EXERCISE INSTRUCTIONS:
Omit the pictures, then reproduce every remaining record exactly.

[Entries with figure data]
:::::

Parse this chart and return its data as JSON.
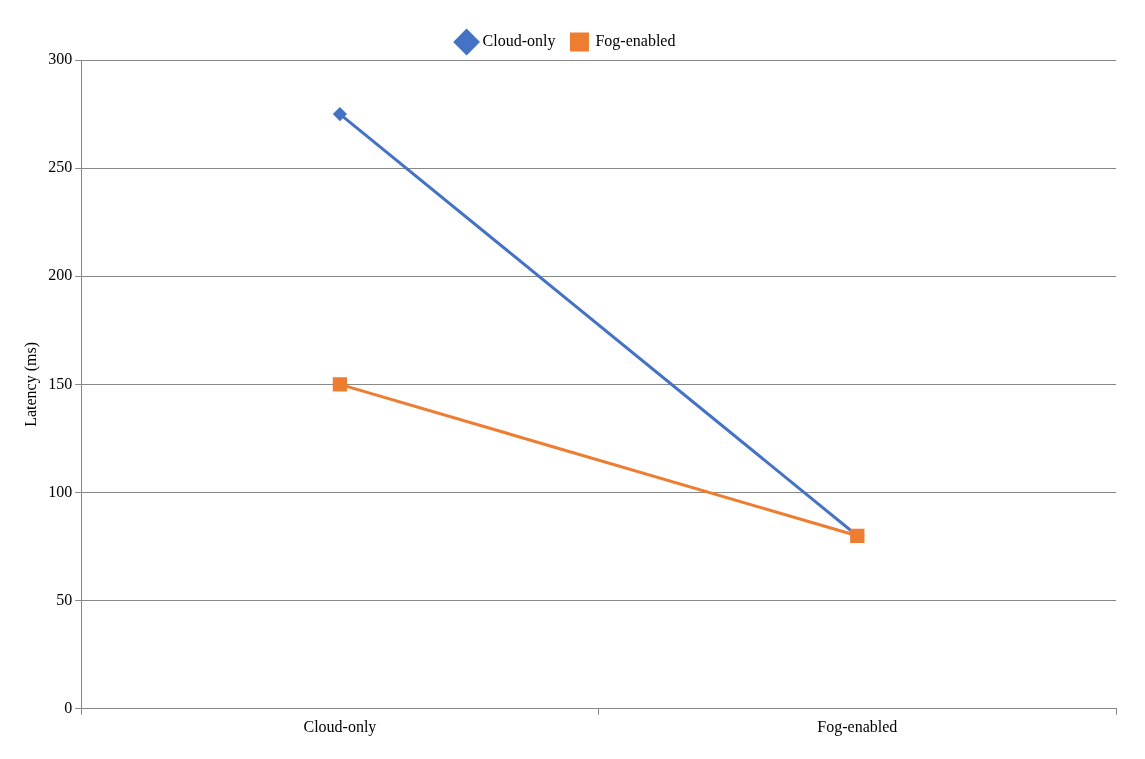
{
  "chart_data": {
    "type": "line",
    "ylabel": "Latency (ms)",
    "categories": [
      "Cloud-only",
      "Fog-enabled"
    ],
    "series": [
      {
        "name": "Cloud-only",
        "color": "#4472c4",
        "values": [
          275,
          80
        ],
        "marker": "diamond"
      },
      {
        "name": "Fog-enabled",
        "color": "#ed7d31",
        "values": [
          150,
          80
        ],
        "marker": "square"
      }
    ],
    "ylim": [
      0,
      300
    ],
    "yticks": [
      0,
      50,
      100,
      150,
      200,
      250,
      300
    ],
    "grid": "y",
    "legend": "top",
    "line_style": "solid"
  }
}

:::::

COMPLETE ANSWER:
Parse this chart and return its data as JSON.
{
  "chart_data": {
    "type": "line",
    "ylabel": "Latency (ms)",
    "categories": [
      "Cloud-only",
      "Fog-enabled"
    ],
    "series": [
      {
        "name": "Cloud-only",
        "color": "#4472c4",
        "values": [
          275,
          80
        ],
        "marker": "diamond"
      },
      {
        "name": "Fog-enabled",
        "color": "#ed7d31",
        "values": [
          150,
          80
        ],
        "marker": "square"
      }
    ],
    "ylim": [
      0,
      300
    ],
    "yticks": [
      0,
      50,
      100,
      150,
      200,
      250,
      300
    ],
    "grid": "y",
    "legend": "top",
    "line_style": "solid"
  }
}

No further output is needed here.